▸ INSTRUCTIONS FOR THE TASK
Reproduce the review of Joseph Campbell's Myths of Light below word for word, from beginning to end.

▸ PASSAGE TO READ
Next on my summer reading list was Joseph Campbell‘s Myths of Light: Eastern Metaphors of the Eternal (I am warmly grateful to Andreas for the present). This is a rich feast of a book. Campbell (1904-1987), a professor of comparative mythology, is now primarily renowned for his inspirational 1949 work, The Hero with a Thousand Faces. A nonprofit Foundation was set up after his death to continue exploring the fields of mythology and comparative religion and in 2003 the Foundation published this selection of edited transcripts of Campbell’s lectures. Collectively, they represent a wonderful comparative introduction to Eastern myth and religion. There are too many fascinating observations and insights for me to start quoting from them here. Rather, I would like to quote four food-for-thought passages which illustrate Campbell’s underlying philosophy. (1) ‘I think what happens here in the West is that the mythological archetypal symbols have come to be interpreted as facts. Jesus was born of a virgin. Jesus was resurrected from the dead. Jesus went to heaven by ascension. Unfortunately, in our age of scientific skepticism we know these things did not actually happen, and so the mythic forms are called falsehoods. The word myth now means falsehood, and so we have lost the symbols and the mysterious world of which they speak.’ (2) ‘At present, our culture has rejected this world of symbology. It has gone into an economic and political phase, where spiritual principles are completely disregarded. You may have practical ethics and that kind of thing, but there is no spirituality in any aspect of our contemporary Western civilization. Our religious life is ethical, not mystical. The mystery has gone…’ (3) ‘The mythology of a people presents a grandiose poetic image, and like all poetic images, it refers past itself to principles that are mysterious and ineffable.’ (4) ‘In these traditions, mythology was not an account of pseudo-historical facts that are supposed to have happened somewhere else, long ago; rather, each myth is a poetic revelation of the mystery…’ In effect, Campbell was an extremely learned student of poetry.

[Document understanding data]

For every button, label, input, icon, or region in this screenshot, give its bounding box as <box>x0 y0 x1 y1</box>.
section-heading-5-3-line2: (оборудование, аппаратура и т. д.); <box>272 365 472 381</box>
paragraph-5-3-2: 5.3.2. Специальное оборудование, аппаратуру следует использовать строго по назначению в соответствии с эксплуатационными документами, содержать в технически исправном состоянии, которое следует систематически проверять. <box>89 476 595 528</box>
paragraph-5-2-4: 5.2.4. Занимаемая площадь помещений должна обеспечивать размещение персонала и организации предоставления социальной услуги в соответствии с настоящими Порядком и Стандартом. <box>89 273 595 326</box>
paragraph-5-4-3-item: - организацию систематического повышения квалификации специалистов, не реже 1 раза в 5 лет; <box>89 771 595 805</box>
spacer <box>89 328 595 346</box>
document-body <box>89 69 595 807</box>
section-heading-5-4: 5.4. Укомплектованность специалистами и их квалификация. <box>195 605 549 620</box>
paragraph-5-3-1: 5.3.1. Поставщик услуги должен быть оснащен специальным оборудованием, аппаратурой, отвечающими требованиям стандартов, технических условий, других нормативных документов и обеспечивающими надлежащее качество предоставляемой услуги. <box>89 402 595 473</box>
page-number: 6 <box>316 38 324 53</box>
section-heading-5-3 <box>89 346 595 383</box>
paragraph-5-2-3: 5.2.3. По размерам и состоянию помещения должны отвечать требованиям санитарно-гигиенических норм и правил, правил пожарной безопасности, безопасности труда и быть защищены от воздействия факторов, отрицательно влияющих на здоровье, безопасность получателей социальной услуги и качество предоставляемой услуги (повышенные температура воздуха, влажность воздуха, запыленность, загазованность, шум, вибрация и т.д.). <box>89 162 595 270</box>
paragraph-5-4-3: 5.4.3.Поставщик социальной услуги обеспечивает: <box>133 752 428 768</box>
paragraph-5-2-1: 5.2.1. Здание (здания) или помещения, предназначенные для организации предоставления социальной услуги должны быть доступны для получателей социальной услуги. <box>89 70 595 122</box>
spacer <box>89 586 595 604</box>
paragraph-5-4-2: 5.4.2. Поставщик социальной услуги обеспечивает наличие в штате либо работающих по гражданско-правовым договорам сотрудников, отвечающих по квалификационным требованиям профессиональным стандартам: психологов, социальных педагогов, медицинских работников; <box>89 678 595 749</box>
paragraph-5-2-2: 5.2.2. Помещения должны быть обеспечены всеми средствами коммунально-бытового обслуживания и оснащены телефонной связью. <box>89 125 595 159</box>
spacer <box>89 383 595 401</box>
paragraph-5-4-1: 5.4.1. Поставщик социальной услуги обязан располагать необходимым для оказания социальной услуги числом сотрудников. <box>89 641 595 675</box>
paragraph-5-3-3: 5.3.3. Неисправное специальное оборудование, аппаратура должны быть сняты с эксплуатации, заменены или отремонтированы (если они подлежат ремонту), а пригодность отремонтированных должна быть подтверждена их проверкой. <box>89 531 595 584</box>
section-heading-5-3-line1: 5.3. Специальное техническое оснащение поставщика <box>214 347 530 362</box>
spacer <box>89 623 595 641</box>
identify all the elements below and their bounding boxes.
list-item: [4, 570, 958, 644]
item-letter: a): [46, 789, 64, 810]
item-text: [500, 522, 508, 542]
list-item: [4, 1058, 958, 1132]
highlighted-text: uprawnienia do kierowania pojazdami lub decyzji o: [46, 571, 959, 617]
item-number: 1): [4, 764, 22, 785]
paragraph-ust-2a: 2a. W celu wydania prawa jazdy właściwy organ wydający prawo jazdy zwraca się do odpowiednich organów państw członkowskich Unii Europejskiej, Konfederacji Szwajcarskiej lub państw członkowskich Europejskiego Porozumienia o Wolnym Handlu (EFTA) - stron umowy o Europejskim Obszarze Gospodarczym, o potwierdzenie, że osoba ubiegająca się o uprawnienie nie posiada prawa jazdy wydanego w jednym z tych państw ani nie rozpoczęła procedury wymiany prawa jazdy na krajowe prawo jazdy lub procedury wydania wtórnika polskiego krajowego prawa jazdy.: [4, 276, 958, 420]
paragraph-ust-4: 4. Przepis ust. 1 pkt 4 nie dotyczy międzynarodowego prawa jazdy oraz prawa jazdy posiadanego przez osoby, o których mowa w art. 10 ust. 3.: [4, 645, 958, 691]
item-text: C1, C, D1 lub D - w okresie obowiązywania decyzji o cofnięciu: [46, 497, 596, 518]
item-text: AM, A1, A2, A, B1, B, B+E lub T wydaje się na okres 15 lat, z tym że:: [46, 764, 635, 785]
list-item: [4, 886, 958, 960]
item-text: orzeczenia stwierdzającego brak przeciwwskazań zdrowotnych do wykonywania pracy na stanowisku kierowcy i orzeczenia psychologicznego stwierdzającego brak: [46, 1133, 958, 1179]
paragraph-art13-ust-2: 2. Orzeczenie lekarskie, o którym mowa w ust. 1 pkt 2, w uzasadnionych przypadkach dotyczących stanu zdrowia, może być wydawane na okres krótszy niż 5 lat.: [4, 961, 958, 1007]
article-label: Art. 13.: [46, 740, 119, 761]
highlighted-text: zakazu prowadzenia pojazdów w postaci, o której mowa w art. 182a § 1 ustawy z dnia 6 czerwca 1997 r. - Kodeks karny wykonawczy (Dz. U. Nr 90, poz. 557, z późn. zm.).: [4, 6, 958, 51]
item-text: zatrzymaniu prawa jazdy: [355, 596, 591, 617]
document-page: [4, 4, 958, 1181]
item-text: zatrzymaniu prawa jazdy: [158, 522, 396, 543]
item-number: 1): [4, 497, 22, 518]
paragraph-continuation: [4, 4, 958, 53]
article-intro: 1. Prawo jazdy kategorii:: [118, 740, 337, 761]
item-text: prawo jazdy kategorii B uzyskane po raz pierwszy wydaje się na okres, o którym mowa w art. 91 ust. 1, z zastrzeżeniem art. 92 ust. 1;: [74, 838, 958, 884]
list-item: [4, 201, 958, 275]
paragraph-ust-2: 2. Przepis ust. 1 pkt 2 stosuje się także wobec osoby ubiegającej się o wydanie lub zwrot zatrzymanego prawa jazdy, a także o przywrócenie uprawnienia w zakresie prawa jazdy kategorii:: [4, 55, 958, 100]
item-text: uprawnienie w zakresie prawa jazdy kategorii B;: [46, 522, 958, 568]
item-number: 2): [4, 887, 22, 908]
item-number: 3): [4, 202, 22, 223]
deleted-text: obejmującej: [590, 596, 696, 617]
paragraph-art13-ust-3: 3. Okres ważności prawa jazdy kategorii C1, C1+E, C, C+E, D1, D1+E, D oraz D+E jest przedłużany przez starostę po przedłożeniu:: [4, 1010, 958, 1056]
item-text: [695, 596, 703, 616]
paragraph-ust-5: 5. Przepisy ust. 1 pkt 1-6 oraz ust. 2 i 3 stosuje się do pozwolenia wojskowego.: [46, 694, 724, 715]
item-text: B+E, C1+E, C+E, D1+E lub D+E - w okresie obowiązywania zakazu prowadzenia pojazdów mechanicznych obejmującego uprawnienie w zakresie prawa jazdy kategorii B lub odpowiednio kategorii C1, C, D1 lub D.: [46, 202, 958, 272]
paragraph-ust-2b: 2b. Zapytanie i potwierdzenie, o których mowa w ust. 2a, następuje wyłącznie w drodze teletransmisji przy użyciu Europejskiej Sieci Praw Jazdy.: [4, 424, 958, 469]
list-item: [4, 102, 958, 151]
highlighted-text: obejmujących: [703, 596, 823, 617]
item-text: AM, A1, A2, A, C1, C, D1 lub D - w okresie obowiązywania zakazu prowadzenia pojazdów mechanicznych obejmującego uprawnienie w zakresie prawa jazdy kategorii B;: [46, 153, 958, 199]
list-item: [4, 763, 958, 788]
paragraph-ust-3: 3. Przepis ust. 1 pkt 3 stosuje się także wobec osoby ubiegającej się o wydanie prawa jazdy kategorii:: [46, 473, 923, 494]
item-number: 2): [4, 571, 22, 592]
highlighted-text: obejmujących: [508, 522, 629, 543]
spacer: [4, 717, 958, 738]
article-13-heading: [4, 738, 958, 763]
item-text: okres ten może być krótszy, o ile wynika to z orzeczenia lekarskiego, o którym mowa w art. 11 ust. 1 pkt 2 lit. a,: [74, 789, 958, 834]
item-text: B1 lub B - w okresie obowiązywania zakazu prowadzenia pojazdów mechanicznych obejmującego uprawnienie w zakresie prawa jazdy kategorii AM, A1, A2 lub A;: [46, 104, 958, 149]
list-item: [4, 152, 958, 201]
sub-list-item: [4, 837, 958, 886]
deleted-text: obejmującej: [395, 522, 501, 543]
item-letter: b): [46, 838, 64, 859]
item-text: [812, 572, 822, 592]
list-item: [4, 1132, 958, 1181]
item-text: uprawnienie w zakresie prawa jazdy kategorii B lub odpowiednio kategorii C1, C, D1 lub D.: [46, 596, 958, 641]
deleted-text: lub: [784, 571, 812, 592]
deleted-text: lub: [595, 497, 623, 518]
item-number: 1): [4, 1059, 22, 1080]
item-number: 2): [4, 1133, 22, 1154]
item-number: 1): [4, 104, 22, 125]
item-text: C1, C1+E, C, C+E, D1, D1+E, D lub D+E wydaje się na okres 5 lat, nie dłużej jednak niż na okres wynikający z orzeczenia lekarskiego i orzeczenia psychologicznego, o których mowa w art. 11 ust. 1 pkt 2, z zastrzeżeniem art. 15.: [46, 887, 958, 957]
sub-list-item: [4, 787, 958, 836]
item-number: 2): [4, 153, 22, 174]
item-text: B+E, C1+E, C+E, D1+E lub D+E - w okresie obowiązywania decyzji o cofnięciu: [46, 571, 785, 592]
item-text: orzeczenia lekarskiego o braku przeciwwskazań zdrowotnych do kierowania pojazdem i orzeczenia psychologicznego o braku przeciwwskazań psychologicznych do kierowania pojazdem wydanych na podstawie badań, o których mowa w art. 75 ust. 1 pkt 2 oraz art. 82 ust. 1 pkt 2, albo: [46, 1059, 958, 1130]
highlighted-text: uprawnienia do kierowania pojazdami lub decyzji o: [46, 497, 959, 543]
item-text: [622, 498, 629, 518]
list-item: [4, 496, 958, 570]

▸ COMPLETED TASK
Next on my summer reading list was Joseph Campbell‘s Myths of Light: Eastern Metaphors of the Eternal (I am warmly grateful to Andreas for the present). This is a rich feast of a book. Campbell (1904-1987), a professor of comparative mythology, is now primarily renowned for his inspirational 1949 work, The Hero with a Thousand Faces. A nonprofit Foundation was set up after his death to continue exploring the fields of mythology and comparative religion and in 2003 the Foundation published this selection of edited transcripts of Campbell’s lectures. Collectively, they represent a wonderful comparative introduction to Eastern myth and religion. There are too many fascinating observations and insights for me to start quoting from them here. Rather, I would like to quote four food-for-thought passages which illustrate Campbell’s underlying philosophy. (1) ‘I think what happens here in the West is that the mythological archetypal symbols have come to be interpreted as facts. Jesus was born of a virgin. Jesus was resurrected from the dead. Jesus went to heaven by ascension. Unfortunately, in our age of scientific skepticism we know these things did not actually happen, and so the mythic forms are called falsehoods. The word myth now means falsehood, and so we have lost the symbols and the mysterious world of which they speak.’ (2) ‘At present, our culture has rejected this world of symbology. It has gone into an economic and political phase, where spiritual principles are completely disregarded. You may have practical ethics and that kind of thing, but there is no spirituality in any aspect of our contemporary Western civilization. Our religious life is ethical, not mystical. The mystery has gone…’ (3) ‘The mythology of a people presents a grandiose poetic image, and like all poetic images, it refers past itself to principles that are mysterious and ineffable.’ (4) ‘In these traditions, mythology was not an account of pseudo-historical facts that are supposed to have happened somewhere else, long ago; rather, each myth is a poetic revelation of the mystery…’ In effect, Campbell was an extremely learned student of poetry.